• _DATASET RECORDS_
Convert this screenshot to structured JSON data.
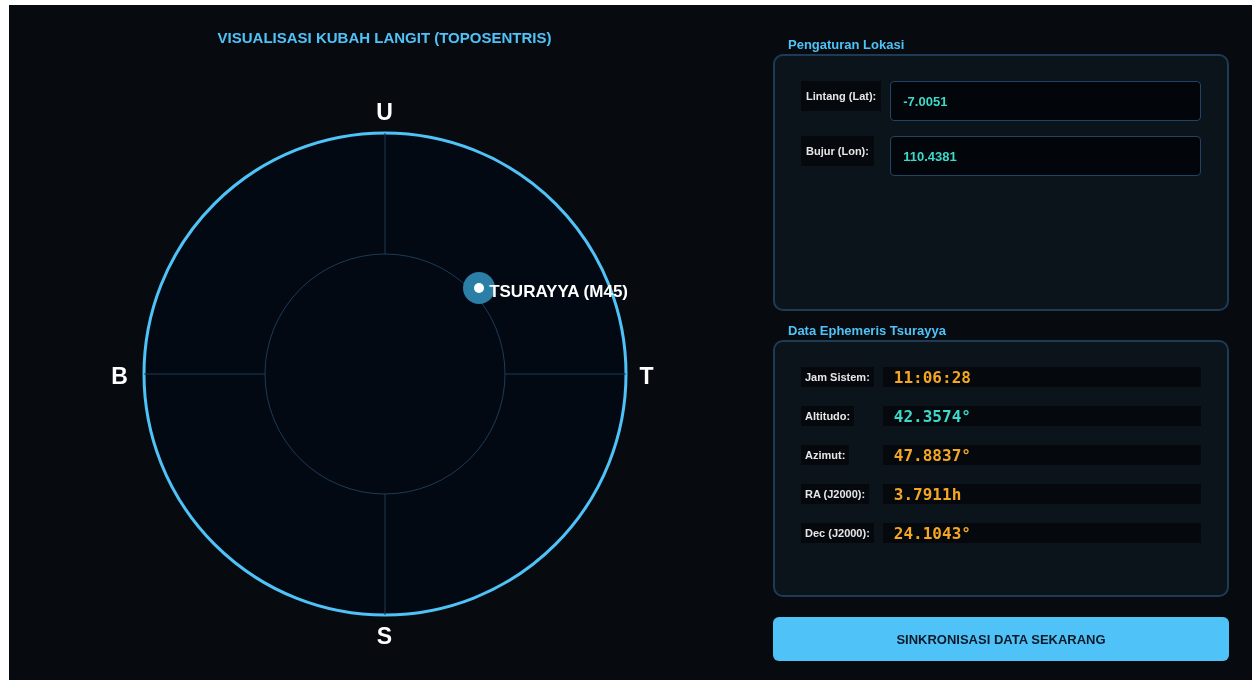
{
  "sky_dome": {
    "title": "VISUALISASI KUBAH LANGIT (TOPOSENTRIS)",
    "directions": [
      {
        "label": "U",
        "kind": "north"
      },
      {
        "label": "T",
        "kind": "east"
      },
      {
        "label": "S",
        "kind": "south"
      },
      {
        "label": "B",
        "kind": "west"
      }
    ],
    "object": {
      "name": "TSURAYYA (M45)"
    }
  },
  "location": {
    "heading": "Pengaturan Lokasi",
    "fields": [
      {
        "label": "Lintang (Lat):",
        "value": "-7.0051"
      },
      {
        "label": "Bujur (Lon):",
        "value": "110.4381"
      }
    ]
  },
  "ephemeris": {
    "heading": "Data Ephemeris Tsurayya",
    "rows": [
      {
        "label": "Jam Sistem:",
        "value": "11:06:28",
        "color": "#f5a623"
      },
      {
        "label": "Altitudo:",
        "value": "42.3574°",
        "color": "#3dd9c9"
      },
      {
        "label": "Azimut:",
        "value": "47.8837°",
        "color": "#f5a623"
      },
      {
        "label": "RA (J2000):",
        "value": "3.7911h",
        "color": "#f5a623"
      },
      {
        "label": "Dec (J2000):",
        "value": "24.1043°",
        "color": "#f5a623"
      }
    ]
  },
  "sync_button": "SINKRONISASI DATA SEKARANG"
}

• _INSTRUCTIONS TO FOLLOW_
The pictures should not be reproduced; quote all of the other material exactly.

• _RESULT OF THIS EXERCISE_
Convert this screenshot to structured JSON data.
{
  "sky_dome": {
    "title": "VISUALISASI KUBAH LANGIT (TOPOSENTRIS)",
    "directions": [
      {
        "label": "U",
        "kind": "north"
      },
      {
        "label": "T",
        "kind": "east"
      },
      {
        "label": "S",
        "kind": "south"
      },
      {
        "label": "B",
        "kind": "west"
      }
    ],
    "object": {
      "name": "TSURAYYA (M45)"
    }
  },
  "location": {
    "heading": "Pengaturan Lokasi",
    "fields": [
      {
        "label": "Lintang (Lat):",
        "value": "-7.0051"
      },
      {
        "label": "Bujur (Lon):",
        "value": "110.4381"
      }
    ]
  },
  "ephemeris": {
    "heading": "Data Ephemeris Tsurayya",
    "rows": [
      {
        "label": "Jam Sistem:",
        "value": "11:06:28",
        "color": "#f5a623"
      },
      {
        "label": "Altitudo:",
        "value": "42.3574°",
        "color": "#3dd9c9"
      },
      {
        "label": "Azimut:",
        "value": "47.8837°",
        "color": "#f5a623"
      },
      {
        "label": "RA (J2000):",
        "value": "3.7911h",
        "color": "#f5a623"
      },
      {
        "label": "Dec (J2000):",
        "value": "24.1043°",
        "color": "#f5a623"
      }
    ]
  },
  "sync_button": "SINKRONISASI DATA SEKARANG"
}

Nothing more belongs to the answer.